Exercise prompt - Tally up the lines where the string "task" appears; reply with the number only.

--

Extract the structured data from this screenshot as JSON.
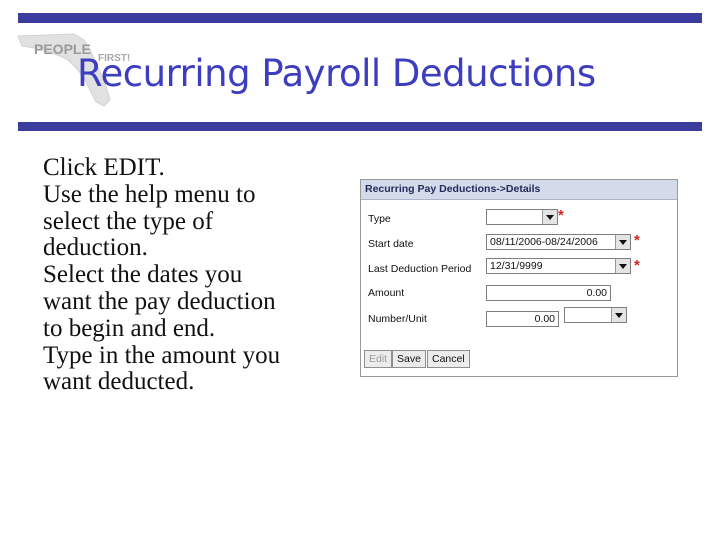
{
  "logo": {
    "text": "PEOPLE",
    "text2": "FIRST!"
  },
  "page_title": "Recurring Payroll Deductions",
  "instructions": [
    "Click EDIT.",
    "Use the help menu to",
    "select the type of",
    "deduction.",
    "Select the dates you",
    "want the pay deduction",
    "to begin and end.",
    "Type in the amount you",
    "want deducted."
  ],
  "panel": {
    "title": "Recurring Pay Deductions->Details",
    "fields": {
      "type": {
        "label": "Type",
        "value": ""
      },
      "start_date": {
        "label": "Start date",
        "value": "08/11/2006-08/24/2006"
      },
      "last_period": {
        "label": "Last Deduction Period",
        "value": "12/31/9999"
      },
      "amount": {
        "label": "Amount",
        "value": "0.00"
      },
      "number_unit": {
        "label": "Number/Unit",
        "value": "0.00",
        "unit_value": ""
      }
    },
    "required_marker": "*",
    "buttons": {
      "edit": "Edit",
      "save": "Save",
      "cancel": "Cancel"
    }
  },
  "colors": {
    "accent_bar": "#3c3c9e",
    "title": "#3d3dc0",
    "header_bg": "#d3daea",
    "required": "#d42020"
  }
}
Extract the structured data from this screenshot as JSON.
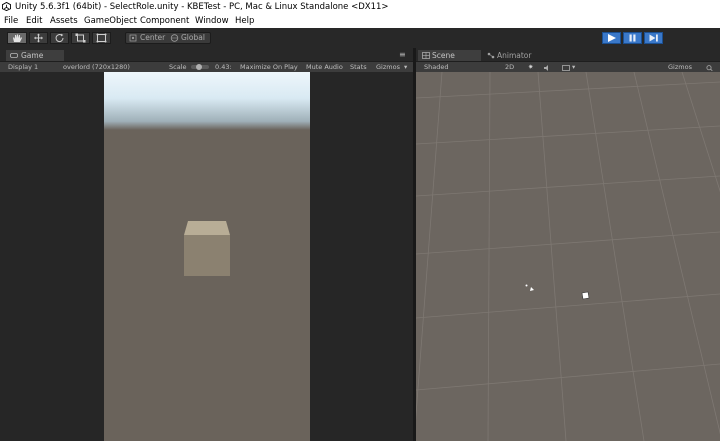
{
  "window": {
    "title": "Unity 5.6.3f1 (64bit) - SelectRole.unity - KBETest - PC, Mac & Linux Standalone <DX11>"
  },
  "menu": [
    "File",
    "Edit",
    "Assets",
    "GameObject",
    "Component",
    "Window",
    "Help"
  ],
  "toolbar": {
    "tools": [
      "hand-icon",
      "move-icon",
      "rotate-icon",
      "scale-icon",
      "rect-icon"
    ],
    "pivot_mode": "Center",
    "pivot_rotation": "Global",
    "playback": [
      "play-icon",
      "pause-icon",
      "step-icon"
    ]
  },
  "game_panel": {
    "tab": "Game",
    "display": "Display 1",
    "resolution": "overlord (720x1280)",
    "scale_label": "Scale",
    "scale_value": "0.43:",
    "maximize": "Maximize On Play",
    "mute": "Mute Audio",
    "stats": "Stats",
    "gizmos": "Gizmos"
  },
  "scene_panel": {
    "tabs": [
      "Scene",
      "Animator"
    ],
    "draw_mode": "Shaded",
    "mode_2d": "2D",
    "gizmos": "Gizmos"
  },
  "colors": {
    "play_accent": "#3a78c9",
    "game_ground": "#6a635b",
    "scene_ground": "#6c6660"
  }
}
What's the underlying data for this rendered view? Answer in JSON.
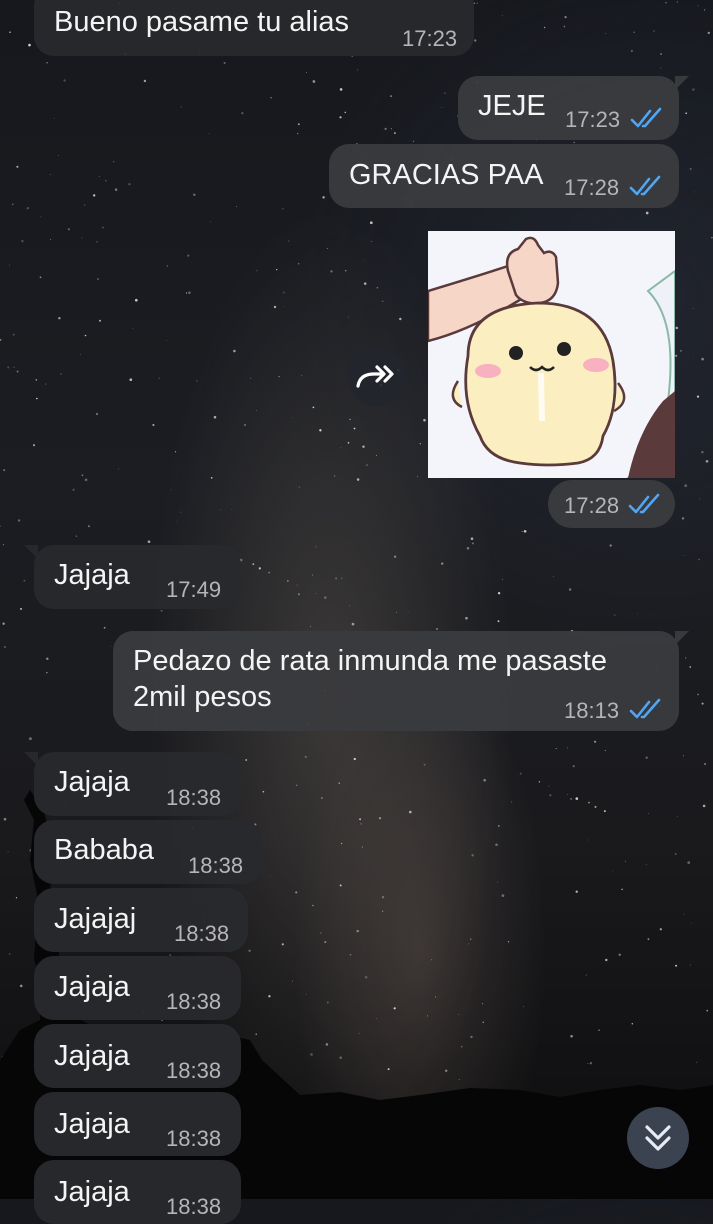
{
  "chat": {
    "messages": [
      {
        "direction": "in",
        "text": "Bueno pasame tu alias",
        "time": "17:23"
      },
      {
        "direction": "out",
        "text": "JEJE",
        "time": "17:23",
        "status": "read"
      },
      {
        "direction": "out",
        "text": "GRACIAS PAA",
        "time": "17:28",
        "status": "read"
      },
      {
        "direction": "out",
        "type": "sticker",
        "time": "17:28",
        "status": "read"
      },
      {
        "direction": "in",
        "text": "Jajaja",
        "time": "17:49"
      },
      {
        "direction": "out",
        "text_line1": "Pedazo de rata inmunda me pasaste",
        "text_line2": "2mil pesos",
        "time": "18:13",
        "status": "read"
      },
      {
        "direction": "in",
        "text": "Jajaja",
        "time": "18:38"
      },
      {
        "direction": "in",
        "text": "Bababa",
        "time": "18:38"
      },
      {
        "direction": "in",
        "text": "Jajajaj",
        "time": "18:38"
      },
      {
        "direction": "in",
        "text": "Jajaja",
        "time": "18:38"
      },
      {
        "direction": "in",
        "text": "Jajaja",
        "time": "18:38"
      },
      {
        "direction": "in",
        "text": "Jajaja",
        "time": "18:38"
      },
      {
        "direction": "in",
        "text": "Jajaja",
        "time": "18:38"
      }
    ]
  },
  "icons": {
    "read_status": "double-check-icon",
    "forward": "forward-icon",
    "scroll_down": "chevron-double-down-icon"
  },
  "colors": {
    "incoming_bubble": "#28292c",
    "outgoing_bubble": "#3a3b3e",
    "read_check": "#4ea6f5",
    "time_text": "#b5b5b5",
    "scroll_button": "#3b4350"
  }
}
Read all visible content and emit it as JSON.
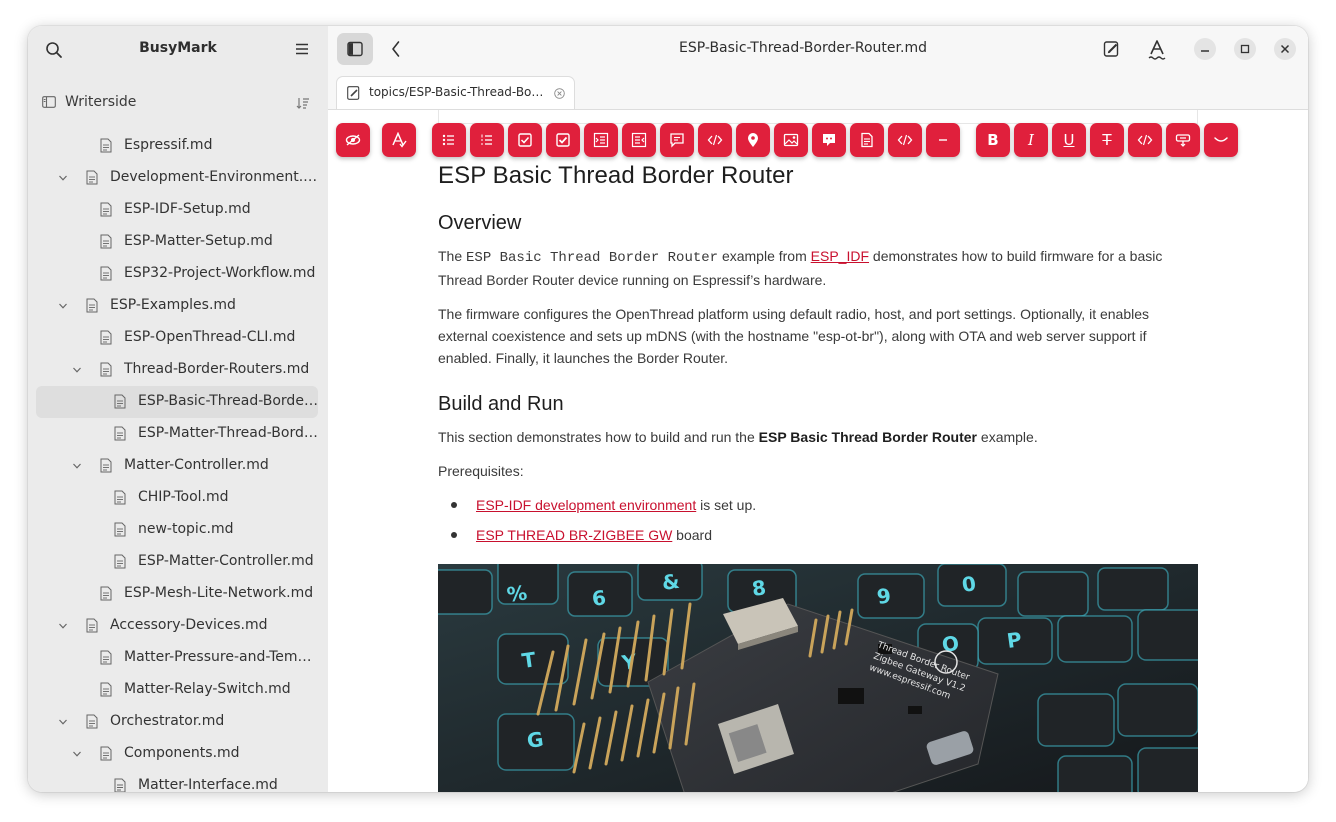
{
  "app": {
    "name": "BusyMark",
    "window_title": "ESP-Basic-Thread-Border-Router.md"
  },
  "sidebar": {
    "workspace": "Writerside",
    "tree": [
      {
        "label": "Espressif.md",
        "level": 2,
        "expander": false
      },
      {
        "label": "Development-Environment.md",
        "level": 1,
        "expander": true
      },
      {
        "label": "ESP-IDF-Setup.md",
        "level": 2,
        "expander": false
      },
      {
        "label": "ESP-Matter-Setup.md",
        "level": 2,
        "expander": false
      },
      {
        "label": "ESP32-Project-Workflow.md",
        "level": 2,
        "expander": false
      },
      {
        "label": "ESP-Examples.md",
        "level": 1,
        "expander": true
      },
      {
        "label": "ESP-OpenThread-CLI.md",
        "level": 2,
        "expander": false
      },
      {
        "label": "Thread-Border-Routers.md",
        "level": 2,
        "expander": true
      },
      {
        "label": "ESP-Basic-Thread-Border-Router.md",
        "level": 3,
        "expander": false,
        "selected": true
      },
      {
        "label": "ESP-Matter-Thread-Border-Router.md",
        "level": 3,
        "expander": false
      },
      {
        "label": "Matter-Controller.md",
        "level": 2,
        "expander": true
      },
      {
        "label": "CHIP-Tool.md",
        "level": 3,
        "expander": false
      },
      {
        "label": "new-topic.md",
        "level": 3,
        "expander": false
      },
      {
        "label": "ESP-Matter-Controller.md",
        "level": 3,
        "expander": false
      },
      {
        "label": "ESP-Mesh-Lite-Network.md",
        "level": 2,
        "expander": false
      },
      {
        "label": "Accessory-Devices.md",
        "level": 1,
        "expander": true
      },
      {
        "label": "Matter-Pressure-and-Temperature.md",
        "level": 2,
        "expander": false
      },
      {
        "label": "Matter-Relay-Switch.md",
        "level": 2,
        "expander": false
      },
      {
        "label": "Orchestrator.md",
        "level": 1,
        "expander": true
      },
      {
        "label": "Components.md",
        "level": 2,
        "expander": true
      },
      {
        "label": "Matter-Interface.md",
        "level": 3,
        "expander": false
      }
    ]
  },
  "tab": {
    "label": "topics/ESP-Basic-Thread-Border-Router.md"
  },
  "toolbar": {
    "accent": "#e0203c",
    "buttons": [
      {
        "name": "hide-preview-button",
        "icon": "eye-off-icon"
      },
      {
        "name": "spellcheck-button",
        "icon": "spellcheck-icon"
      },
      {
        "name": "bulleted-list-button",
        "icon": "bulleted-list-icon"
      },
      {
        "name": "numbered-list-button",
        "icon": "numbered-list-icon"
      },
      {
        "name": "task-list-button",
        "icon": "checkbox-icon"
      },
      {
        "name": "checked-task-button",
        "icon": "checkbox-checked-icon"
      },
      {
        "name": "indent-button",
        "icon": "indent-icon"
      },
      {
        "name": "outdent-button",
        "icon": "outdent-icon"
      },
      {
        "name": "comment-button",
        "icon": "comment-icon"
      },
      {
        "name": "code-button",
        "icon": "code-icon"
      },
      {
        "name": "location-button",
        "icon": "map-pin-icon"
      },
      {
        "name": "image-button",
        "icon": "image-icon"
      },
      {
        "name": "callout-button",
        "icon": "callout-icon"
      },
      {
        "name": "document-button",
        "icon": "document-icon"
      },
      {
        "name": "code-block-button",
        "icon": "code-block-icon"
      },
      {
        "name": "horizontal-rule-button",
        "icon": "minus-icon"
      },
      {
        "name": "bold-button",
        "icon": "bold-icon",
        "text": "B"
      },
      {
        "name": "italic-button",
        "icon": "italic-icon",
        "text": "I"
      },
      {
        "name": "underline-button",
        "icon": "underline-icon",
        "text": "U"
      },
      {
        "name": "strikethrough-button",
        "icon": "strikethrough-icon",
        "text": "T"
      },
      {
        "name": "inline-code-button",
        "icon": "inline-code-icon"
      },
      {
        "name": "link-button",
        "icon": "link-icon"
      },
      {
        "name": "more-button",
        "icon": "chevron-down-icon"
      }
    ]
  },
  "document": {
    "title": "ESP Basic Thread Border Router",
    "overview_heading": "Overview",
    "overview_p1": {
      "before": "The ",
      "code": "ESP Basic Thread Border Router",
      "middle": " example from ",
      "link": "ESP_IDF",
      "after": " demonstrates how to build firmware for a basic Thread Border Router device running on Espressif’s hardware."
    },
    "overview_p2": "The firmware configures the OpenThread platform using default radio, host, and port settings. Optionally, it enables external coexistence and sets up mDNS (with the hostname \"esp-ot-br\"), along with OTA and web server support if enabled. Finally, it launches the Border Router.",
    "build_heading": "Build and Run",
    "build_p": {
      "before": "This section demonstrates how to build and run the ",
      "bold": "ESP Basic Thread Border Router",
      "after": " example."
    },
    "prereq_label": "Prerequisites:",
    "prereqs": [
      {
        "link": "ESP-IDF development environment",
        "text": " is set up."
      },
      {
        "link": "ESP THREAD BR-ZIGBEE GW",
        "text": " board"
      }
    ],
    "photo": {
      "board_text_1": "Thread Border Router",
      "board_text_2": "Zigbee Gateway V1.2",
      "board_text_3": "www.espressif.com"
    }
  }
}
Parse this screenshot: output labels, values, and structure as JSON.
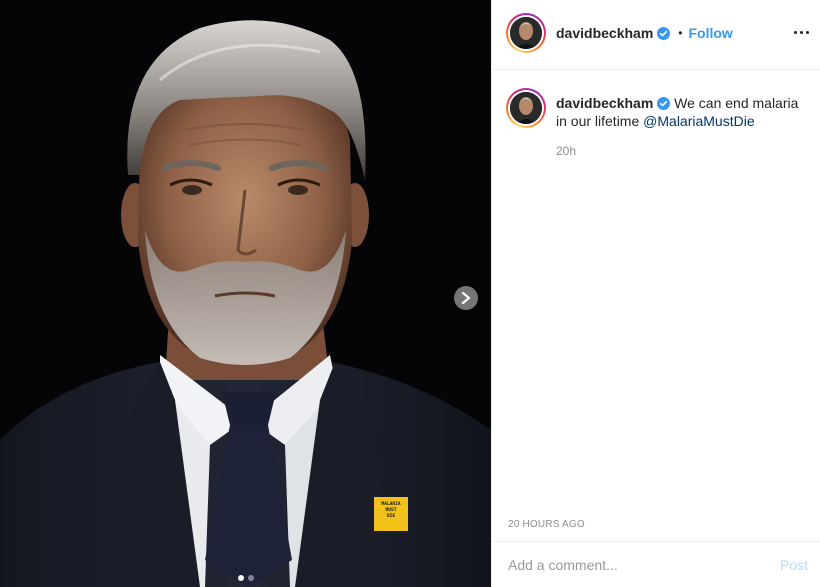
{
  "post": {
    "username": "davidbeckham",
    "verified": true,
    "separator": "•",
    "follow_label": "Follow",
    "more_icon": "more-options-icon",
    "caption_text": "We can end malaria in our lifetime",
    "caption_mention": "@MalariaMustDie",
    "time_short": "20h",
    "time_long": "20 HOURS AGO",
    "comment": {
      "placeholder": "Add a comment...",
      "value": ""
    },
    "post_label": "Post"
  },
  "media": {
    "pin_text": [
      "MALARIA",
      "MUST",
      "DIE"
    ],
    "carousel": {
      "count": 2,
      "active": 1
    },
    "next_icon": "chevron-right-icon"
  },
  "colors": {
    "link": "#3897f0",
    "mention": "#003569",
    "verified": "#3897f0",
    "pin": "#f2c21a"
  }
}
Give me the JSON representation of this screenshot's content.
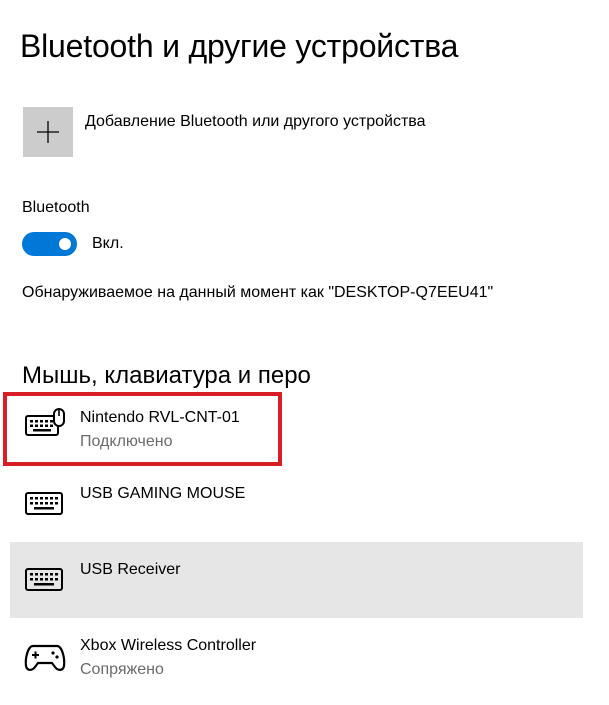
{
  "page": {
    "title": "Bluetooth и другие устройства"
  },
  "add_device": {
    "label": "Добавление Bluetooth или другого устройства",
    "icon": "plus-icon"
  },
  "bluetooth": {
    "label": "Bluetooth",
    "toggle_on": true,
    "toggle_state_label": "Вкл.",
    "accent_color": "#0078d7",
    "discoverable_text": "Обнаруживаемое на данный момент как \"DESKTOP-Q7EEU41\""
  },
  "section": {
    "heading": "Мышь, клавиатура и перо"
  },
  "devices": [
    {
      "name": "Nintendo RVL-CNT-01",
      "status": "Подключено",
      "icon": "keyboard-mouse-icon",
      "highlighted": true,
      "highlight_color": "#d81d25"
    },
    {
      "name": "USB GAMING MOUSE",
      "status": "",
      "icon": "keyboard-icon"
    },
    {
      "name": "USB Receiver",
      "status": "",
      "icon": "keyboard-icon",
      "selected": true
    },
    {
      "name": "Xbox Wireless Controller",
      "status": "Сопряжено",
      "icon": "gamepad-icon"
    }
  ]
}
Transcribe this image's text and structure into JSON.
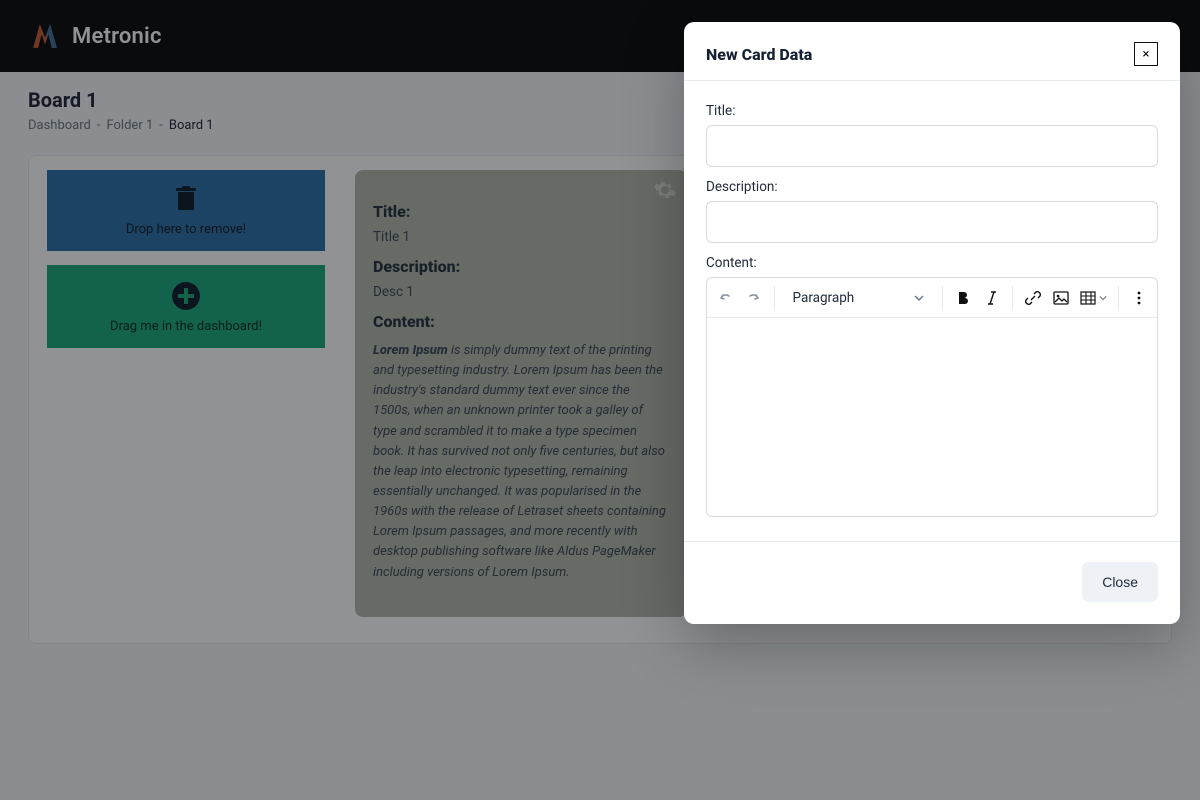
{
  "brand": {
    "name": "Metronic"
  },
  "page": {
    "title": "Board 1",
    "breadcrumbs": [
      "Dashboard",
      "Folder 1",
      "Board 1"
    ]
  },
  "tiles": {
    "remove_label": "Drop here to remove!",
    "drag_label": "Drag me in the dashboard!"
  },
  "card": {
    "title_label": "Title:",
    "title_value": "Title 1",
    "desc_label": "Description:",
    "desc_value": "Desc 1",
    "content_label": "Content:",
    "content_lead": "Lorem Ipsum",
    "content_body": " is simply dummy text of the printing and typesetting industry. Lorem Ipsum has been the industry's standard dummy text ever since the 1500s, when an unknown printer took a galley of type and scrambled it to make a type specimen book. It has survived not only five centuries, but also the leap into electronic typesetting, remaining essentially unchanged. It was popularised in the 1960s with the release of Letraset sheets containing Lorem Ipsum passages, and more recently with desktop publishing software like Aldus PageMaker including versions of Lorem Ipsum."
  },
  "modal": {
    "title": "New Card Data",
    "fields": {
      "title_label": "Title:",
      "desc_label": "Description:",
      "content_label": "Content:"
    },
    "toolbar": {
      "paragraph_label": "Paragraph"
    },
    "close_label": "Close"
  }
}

--

Response to this exercise - 2